- **The problem**
Determine how many lines of this material contain "können". Give only the number.

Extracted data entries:
◆ ◆ ◆
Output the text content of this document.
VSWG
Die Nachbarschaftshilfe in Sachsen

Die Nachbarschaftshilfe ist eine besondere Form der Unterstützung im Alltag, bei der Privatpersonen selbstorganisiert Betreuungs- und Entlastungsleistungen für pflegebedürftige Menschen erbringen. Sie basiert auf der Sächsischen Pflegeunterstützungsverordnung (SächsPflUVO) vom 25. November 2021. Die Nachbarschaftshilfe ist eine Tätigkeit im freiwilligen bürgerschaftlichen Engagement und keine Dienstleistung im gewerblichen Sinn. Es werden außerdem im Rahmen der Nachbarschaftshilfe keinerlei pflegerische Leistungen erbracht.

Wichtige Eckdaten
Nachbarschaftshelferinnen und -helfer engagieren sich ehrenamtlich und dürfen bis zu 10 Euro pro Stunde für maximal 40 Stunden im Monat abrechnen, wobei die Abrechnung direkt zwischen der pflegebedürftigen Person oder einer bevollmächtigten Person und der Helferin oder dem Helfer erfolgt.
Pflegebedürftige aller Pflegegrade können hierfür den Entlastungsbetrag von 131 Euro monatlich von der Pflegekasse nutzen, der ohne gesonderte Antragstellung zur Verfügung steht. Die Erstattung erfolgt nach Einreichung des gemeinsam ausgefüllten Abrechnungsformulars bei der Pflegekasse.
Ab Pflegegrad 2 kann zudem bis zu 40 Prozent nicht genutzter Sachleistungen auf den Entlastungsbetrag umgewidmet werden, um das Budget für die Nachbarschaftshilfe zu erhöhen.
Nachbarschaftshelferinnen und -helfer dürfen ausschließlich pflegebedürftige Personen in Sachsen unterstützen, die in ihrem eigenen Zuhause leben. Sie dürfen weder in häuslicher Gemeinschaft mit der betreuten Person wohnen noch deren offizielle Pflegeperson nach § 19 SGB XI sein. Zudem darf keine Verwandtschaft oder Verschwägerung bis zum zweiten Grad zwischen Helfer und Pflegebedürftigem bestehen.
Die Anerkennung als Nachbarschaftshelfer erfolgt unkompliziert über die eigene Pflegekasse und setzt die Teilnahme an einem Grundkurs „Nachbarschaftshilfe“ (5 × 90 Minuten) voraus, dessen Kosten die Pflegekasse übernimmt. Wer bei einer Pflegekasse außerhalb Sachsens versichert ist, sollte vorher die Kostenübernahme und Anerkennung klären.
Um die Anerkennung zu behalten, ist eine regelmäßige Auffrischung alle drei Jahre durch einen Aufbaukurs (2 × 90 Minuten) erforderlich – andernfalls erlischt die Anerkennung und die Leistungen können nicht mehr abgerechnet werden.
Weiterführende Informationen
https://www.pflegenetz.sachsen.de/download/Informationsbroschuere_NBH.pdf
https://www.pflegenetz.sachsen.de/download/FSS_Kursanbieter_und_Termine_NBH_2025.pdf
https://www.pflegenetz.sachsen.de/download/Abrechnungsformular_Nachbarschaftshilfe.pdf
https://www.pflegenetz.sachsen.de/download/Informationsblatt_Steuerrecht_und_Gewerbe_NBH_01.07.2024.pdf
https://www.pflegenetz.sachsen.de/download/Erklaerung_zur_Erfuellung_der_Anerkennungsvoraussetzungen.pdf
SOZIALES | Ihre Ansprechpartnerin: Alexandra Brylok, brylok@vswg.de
◆ ◆ ◆
- **Answer to the problem**
2